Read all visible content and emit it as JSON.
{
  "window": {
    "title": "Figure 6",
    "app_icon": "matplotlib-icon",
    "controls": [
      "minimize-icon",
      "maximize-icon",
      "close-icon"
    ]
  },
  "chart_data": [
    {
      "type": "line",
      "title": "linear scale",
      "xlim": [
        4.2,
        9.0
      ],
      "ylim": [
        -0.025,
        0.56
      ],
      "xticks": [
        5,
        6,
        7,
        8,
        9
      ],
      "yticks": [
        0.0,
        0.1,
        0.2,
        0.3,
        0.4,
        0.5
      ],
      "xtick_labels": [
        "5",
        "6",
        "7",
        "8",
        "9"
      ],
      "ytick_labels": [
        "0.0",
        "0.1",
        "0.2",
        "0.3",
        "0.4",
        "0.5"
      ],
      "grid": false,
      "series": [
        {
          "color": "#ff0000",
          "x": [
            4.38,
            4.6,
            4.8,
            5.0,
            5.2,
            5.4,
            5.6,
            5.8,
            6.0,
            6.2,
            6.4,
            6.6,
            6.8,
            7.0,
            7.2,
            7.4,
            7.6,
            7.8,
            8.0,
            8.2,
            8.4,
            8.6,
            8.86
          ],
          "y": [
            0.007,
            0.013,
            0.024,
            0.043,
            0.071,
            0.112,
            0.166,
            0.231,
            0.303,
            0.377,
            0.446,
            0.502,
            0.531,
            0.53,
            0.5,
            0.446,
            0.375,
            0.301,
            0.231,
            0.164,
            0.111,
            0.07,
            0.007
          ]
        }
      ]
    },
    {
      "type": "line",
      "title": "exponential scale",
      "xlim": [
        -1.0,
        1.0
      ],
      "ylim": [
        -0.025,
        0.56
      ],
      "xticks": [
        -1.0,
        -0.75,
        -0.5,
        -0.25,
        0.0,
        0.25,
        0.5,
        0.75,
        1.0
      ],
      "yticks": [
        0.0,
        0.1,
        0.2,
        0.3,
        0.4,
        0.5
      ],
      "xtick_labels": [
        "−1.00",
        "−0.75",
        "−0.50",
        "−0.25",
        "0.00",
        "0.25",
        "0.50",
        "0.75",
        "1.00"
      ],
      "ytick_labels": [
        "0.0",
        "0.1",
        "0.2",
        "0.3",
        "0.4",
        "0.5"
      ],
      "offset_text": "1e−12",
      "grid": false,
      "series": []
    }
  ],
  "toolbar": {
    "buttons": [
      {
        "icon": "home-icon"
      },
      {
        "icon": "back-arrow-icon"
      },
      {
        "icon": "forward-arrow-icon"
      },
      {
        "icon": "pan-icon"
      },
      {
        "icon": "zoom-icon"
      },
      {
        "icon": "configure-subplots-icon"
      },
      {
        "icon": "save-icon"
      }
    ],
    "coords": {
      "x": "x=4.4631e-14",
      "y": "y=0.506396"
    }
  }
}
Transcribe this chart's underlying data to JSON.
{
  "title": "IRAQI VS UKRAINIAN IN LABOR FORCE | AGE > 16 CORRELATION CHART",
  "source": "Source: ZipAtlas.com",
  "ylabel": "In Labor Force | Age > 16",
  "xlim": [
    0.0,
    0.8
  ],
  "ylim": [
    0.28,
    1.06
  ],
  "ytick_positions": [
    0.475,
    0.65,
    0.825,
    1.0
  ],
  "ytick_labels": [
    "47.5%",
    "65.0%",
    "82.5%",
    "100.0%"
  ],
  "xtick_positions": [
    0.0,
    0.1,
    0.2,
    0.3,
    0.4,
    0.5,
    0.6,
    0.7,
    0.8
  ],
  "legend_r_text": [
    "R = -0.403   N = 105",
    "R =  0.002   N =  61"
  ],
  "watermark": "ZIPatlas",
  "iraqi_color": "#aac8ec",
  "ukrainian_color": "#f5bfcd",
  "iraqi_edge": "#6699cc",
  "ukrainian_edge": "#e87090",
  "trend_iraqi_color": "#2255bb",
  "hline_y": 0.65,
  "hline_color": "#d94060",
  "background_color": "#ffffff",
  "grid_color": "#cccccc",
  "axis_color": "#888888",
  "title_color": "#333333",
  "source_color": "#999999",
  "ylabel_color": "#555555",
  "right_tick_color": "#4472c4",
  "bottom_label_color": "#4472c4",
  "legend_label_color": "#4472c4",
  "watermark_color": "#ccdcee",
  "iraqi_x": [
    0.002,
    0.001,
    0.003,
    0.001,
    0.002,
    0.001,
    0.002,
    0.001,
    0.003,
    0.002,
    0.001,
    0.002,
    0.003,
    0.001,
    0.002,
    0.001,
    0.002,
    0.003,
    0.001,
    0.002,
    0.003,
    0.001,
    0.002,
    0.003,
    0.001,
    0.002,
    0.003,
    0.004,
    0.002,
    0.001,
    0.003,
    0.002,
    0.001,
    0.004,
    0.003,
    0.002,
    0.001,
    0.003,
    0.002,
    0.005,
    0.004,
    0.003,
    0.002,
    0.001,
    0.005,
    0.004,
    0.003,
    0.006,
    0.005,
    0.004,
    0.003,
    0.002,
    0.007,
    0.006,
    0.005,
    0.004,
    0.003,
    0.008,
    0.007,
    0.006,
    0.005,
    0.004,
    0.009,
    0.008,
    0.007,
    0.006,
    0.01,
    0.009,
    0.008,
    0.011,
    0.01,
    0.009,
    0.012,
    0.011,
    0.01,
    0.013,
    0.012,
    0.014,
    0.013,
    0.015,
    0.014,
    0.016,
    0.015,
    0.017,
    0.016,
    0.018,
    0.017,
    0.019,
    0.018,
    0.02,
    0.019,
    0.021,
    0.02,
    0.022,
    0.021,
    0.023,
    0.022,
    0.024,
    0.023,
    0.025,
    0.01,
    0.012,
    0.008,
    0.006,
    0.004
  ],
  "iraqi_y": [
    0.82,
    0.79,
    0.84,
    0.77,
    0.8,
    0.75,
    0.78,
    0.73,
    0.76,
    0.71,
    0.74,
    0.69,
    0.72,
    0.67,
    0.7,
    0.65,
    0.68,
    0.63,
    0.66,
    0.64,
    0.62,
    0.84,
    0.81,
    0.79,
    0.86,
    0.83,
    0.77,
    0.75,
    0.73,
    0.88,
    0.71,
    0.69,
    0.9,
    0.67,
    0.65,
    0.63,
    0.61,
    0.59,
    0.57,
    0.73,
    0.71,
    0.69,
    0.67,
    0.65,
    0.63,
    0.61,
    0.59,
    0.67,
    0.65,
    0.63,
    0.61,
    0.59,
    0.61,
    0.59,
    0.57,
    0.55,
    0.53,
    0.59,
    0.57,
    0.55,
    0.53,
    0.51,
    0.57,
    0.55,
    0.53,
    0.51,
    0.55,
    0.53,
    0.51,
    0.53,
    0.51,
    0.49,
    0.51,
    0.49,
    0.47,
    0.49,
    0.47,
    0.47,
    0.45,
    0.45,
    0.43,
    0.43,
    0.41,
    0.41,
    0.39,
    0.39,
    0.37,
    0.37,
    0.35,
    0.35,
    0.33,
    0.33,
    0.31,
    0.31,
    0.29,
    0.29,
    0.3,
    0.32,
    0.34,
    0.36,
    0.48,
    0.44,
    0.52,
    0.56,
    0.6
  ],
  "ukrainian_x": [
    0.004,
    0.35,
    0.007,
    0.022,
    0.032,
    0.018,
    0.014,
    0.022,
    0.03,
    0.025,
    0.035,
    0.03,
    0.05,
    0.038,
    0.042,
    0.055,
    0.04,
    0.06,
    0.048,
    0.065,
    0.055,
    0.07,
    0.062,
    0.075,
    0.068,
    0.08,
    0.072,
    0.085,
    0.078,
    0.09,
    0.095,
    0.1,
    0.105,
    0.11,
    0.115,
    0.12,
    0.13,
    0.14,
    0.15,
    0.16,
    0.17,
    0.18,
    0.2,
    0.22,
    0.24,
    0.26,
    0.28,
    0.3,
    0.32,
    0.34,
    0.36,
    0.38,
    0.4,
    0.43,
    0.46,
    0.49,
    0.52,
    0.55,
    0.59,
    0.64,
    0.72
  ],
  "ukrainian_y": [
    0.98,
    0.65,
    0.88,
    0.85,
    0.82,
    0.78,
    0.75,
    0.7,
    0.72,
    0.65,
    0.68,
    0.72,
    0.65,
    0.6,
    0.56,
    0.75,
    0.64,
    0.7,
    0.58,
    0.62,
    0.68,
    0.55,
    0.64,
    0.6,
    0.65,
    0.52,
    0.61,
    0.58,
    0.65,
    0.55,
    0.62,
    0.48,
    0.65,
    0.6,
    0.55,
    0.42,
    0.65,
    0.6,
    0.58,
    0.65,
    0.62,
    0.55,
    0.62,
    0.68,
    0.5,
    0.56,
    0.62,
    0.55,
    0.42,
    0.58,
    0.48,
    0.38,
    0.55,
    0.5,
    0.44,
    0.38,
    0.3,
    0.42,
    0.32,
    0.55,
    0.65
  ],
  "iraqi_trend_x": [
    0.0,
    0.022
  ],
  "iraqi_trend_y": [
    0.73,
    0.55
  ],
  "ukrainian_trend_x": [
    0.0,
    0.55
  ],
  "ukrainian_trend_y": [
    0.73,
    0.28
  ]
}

※

- [Given task]
Return every line containing "scale".

- [Complete output]
      "title": "linear scale",
      "title": "exponential scale",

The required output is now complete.